Items from a dataset
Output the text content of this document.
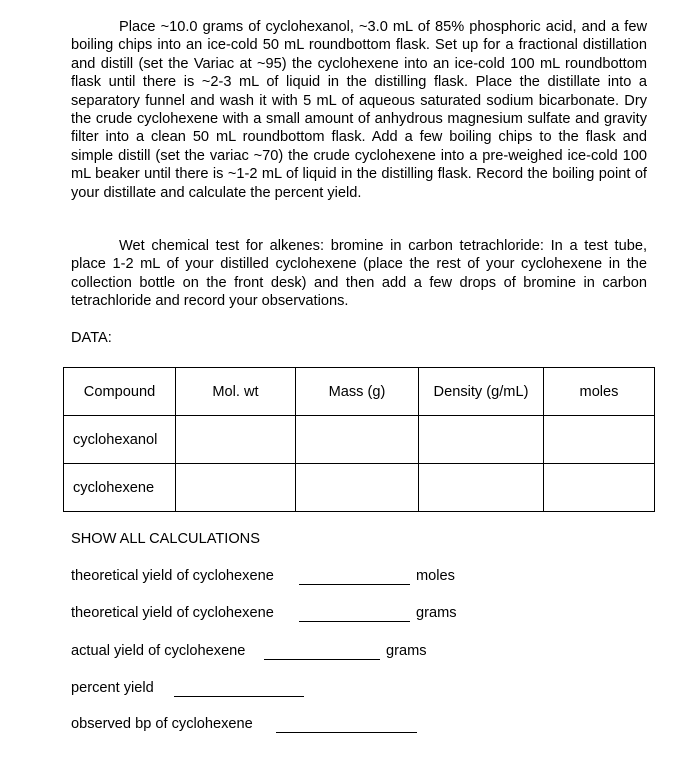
Place ~10.0 grams of cyclohexanol, ~3.0 mL of 85% phosphoric acid, and a few boiling chips into an ice-cold 50 mL roundbottom flask. Set up for a fractional distillation and distill (set the Variac at ~95) the cyclohexene into an ice-cold 100 mL roundbottom flask until there is ~2-3 mL of liquid in the distilling flask. Place the distillate into a separatory funnel and wash it with 5 mL of aqueous saturated sodium bicarbonate. Dry the crude cyclohexene with a small amount of anhydrous magnesium sulfate and gravity filter into a clean 50 mL roundbottom flask. Add a few boiling chips to the flask and simple distill (set the variac ~70) the crude cyclohexene into a pre-weighed ice-cold 100 mL beaker until there is ~1-2 mL of liquid in the distilling flask. Record the boiling point of your distillate and calculate the percent yield.

Wet chemical test for alkenes: bromine in carbon tetrachloride: In a test tube, place 1-2 mL of your distilled cyclohexene (place the rest of your cyclohexene in the collection bottle on the front desk) and then add a few drops of bromine in carbon tetrachloride and record your observations.

DATA:
Compound	Mol. wt	Mass (g)	Density (g/mL)	moles
cyclohexanol				
cyclohexene				
SHOW ALL CALCULATIONS
theoretical yield of cyclohexene	moles
theoretical yield of cyclohexene	grams
actual yield of cyclohexene	grams
percent yield
observed bp of cyclohexene
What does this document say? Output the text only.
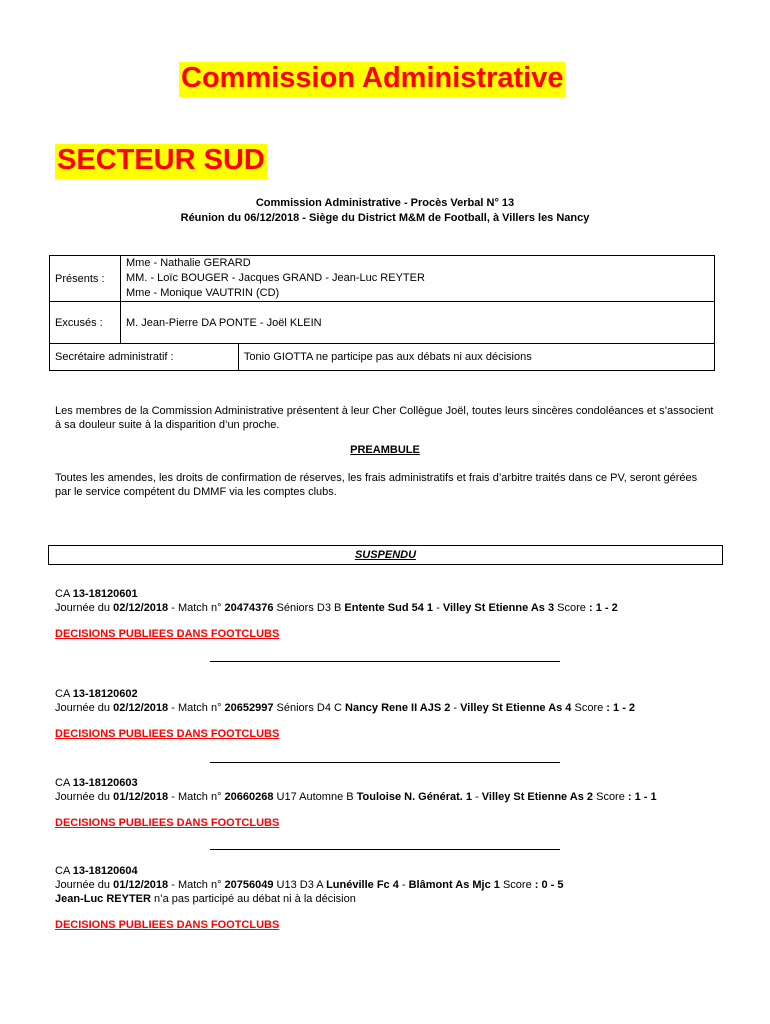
Commission Administrative
SECTEUR SUD
Commission Administrative - Procès Verbal N° 13
Réunion du 06/12/2018 - Siège du District M&M de Football, à Villers les Nancy
Présents :	Mme - Nathalie GERARD
MM. - Loïc BOUGER - Jacques GRAND - Jean-Luc REYTER
Mme - Monique VAUTRIN (CD)	

Excusés :	M. Jean-Pierre DA PONTE - Joël KLEIN	
Secrétaire administratif :		Tonio GIOTTA ne participe pas aux débats ni aux décisions
Les membres de la Commission Administrative présentent à leur Cher Collègue Joël, toutes leurs sincères condoléances et s’associent à sa douleur suite à la disparition d’un proche.
PREAMBULE
Toutes les amendes, les droits de confirmation de réserves, les frais administratifs et frais d’arbitre traités dans ce PV, seront gérées par le service compétent du DMMF via les comptes clubs.
SUSPENDU
CA 13-18120601
Journée du 02/12/2018 - Match n° 20474376 Séniors D3 B Entente Sud 54 1 - Villey St Etienne As 3 Score : 1 - 2
DECISIONS PUBLIEES DANS FOOTCLUBS
CA 13-18120602
Journée du 02/12/2018 - Match n° 20652997 Séniors D4 C Nancy Rene II AJS 2 - Villey St Etienne As 4 Score : 1 - 2
DECISIONS PUBLIEES DANS FOOTCLUBS
CA 13-18120603
Journée du 01/12/2018 - Match n° 20660268 U17 Automne B Touloise N. Générat. 1 - Villey St Etienne As 2 Score : 1 - 1
DECISIONS PUBLIEES DANS FOOTCLUBS
CA 13-18120604
Journée du 01/12/2018 - Match n° 20756049 U13 D3 A Lunéville Fc 4 - Blâmont As Mjc 1 Score : 0 - 5
Jean-Luc REYTER n’a pas participé au débat ni à la décision
DECISIONS PUBLIEES DANS FOOTCLUBS
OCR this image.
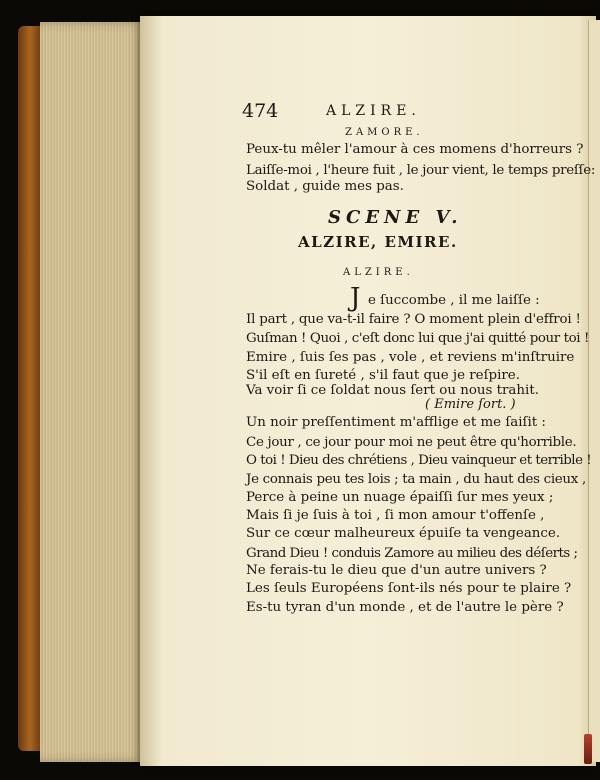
474	ALZIRE.
ZAMORE.
Peux-tu mêler l'amour à ces momens d'horreurs ?
Laiſſe-moi , l'heure fuit , le jour vient, le temps preſſe:
Soldat , guide mes pas.
SCENE V.
ALZIRE, EMIRE.
ALZIRE.
J e ſuccombe , il me laiſſe :
Il part , que va-t-il faire ? O moment plein d'effroi !
Guſman ! Quoi , c'eſt donc lui que j'ai quitté pour toi !
Emire , ſuis ſes pas , vole , et reviens m'inſtruire
S'il eſt en ſureté , s'il faut que je reſpire.
Va voir ſi ce ſoldat nous ſert ou nous trahit.
( Emire ſort. )
Un noir preſſentiment m'afflige et me ſaiſit :
Ce jour , ce jour pour moi ne peut être qu'horrible.
O toi ! Dieu des chrétiens , Dieu vainqueur et terrible !
Je connais peu tes lois ; ta main , du haut des cieux ,
Perce à peine un nuage épaiſſi ſur mes yeux ;
Mais ſi je ſuis à toi , ſi mon amour t'offenſe ,
Sur ce cœur malheureux épuiſe ta vengeance.
Grand Dieu ! conduis Zamore au milieu des déſerts ;
Ne ferais-tu le dieu que d'un autre univers ?
Les ſeuls Européens ſont-ils nés pour te plaire ?
Es-tu tyran d'un monde , et de l'autre le père ?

:: Task to carry out ::
Return every line of the preceding records in which the word "moles" appears.

:: Full output ::
Compound	Mol. wt	Mass (g)	Density (g/mL)	moles
theoretical yield of cyclohexene	moles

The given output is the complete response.